• Work required
Every line of the data must be copied exactly.

• Data for the task
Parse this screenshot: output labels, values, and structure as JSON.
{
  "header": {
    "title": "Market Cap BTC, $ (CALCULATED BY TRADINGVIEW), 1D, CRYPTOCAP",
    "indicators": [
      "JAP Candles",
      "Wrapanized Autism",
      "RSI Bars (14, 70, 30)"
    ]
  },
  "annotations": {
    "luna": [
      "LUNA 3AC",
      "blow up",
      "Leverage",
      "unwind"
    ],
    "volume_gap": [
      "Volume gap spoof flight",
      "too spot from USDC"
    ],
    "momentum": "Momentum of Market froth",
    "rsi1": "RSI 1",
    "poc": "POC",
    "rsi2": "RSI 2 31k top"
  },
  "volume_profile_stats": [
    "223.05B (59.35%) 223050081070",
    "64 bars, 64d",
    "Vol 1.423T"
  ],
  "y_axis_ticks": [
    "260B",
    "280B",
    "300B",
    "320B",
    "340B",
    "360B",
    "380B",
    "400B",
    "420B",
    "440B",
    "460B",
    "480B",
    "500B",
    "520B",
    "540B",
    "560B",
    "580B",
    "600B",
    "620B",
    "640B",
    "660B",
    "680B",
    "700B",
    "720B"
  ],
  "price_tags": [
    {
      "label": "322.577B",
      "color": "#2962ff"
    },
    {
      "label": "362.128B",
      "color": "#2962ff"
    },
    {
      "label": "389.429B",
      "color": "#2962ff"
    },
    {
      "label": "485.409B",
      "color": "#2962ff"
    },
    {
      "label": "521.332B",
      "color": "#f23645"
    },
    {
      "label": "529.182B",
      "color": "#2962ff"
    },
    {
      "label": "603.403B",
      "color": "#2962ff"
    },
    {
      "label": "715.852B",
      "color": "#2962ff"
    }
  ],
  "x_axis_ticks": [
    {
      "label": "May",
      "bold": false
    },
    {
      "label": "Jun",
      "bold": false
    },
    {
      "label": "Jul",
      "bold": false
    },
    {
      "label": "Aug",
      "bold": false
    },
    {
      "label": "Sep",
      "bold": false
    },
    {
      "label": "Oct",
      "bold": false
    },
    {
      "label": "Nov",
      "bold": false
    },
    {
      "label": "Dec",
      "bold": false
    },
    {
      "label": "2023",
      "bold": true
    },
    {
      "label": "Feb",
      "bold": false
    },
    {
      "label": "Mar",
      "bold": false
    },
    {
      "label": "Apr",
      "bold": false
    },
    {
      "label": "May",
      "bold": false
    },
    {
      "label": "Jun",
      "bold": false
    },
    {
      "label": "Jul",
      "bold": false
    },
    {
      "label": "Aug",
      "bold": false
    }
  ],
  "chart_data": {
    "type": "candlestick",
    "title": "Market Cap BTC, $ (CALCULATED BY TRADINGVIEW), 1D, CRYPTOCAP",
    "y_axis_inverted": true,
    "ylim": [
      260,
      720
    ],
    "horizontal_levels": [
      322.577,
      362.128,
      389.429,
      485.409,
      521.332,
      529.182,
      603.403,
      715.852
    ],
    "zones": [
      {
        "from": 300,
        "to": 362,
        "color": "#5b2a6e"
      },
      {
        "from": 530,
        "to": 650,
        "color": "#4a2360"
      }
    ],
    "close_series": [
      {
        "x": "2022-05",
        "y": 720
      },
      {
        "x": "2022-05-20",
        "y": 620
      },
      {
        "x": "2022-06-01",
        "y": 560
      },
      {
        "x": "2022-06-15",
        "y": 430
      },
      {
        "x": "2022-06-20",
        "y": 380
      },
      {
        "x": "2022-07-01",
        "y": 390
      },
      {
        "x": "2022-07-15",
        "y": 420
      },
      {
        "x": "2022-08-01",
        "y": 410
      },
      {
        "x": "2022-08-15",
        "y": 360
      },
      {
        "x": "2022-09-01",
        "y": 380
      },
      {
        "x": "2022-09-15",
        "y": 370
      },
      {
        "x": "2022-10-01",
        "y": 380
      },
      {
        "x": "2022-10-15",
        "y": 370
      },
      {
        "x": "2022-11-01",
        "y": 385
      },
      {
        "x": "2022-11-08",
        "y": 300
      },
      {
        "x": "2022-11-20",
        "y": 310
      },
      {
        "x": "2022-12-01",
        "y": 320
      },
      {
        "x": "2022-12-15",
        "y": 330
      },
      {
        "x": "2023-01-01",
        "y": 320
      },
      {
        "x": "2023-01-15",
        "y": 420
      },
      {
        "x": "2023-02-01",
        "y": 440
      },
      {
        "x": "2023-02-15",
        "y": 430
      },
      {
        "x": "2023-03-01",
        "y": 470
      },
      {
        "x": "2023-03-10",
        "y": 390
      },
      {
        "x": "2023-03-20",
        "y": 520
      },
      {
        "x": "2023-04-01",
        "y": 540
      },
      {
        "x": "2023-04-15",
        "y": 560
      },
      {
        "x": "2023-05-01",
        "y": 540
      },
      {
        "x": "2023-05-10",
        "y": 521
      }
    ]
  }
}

• Solution to the problem
Parse this screenshot: output labels, values, and structure as JSON.
{
  "header": {
    "title": "Market Cap BTC, $ (CALCULATED BY TRADINGVIEW), 1D, CRYPTOCAP",
    "indicators": [
      "JAP Candles",
      "Wrapanized Autism",
      "RSI Bars (14, 70, 30)"
    ]
  },
  "annotations": {
    "luna": [
      "LUNA 3AC",
      "blow up",
      "Leverage",
      "unwind"
    ],
    "volume_gap": [
      "Volume gap spoof flight",
      "too spot from USDC"
    ],
    "momentum": "Momentum of Market froth",
    "rsi1": "RSI 1",
    "poc": "POC",
    "rsi2": "RSI 2 31k top"
  },
  "volume_profile_stats": [
    "223.05B (59.35%) 223050081070",
    "64 bars, 64d",
    "Vol 1.423T"
  ],
  "y_axis_ticks": [
    "260B",
    "280B",
    "300B",
    "320B",
    "340B",
    "360B",
    "380B",
    "400B",
    "420B",
    "440B",
    "460B",
    "480B",
    "500B",
    "520B",
    "540B",
    "560B",
    "580B",
    "600B",
    "620B",
    "640B",
    "660B",
    "680B",
    "700B",
    "720B"
  ],
  "price_tags": [
    {
      "label": "322.577B",
      "color": "#2962ff"
    },
    {
      "label": "362.128B",
      "color": "#2962ff"
    },
    {
      "label": "389.429B",
      "color": "#2962ff"
    },
    {
      "label": "485.409B",
      "color": "#2962ff"
    },
    {
      "label": "521.332B",
      "color": "#f23645"
    },
    {
      "label": "529.182B",
      "color": "#2962ff"
    },
    {
      "label": "603.403B",
      "color": "#2962ff"
    },
    {
      "label": "715.852B",
      "color": "#2962ff"
    }
  ],
  "x_axis_ticks": [
    {
      "label": "May",
      "bold": false
    },
    {
      "label": "Jun",
      "bold": false
    },
    {
      "label": "Jul",
      "bold": false
    },
    {
      "label": "Aug",
      "bold": false
    },
    {
      "label": "Sep",
      "bold": false
    },
    {
      "label": "Oct",
      "bold": false
    },
    {
      "label": "Nov",
      "bold": false
    },
    {
      "label": "Dec",
      "bold": false
    },
    {
      "label": "2023",
      "bold": true
    },
    {
      "label": "Feb",
      "bold": false
    },
    {
      "label": "Mar",
      "bold": false
    },
    {
      "label": "Apr",
      "bold": false
    },
    {
      "label": "May",
      "bold": false
    },
    {
      "label": "Jun",
      "bold": false
    },
    {
      "label": "Jul",
      "bold": false
    },
    {
      "label": "Aug",
      "bold": false
    }
  ],
  "chart_data": {
    "type": "candlestick",
    "title": "Market Cap BTC, $ (CALCULATED BY TRADINGVIEW), 1D, CRYPTOCAP",
    "y_axis_inverted": true,
    "ylim": [
      260,
      720
    ],
    "horizontal_levels": [
      322.577,
      362.128,
      389.429,
      485.409,
      521.332,
      529.182,
      603.403,
      715.852
    ],
    "zones": [
      {
        "from": 300,
        "to": 362,
        "color": "#5b2a6e"
      },
      {
        "from": 530,
        "to": 650,
        "color": "#4a2360"
      }
    ],
    "close_series": [
      {
        "x": "2022-05",
        "y": 720
      },
      {
        "x": "2022-05-20",
        "y": 620
      },
      {
        "x": "2022-06-01",
        "y": 560
      },
      {
        "x": "2022-06-15",
        "y": 430
      },
      {
        "x": "2022-06-20",
        "y": 380
      },
      {
        "x": "2022-07-01",
        "y": 390
      },
      {
        "x": "2022-07-15",
        "y": 420
      },
      {
        "x": "2022-08-01",
        "y": 410
      },
      {
        "x": "2022-08-15",
        "y": 360
      },
      {
        "x": "2022-09-01",
        "y": 380
      },
      {
        "x": "2022-09-15",
        "y": 370
      },
      {
        "x": "2022-10-01",
        "y": 380
      },
      {
        "x": "2022-10-15",
        "y": 370
      },
      {
        "x": "2022-11-01",
        "y": 385
      },
      {
        "x": "2022-11-08",
        "y": 300
      },
      {
        "x": "2022-11-20",
        "y": 310
      },
      {
        "x": "2022-12-01",
        "y": 320
      },
      {
        "x": "2022-12-15",
        "y": 330
      },
      {
        "x": "2023-01-01",
        "y": 320
      },
      {
        "x": "2023-01-15",
        "y": 420
      },
      {
        "x": "2023-02-01",
        "y": 440
      },
      {
        "x": "2023-02-15",
        "y": 430
      },
      {
        "x": "2023-03-01",
        "y": 470
      },
      {
        "x": "2023-03-10",
        "y": 390
      },
      {
        "x": "2023-03-20",
        "y": 520
      },
      {
        "x": "2023-04-01",
        "y": 540
      },
      {
        "x": "2023-04-15",
        "y": 560
      },
      {
        "x": "2023-05-01",
        "y": 540
      },
      {
        "x": "2023-05-10",
        "y": 521
      }
    ]
  }
}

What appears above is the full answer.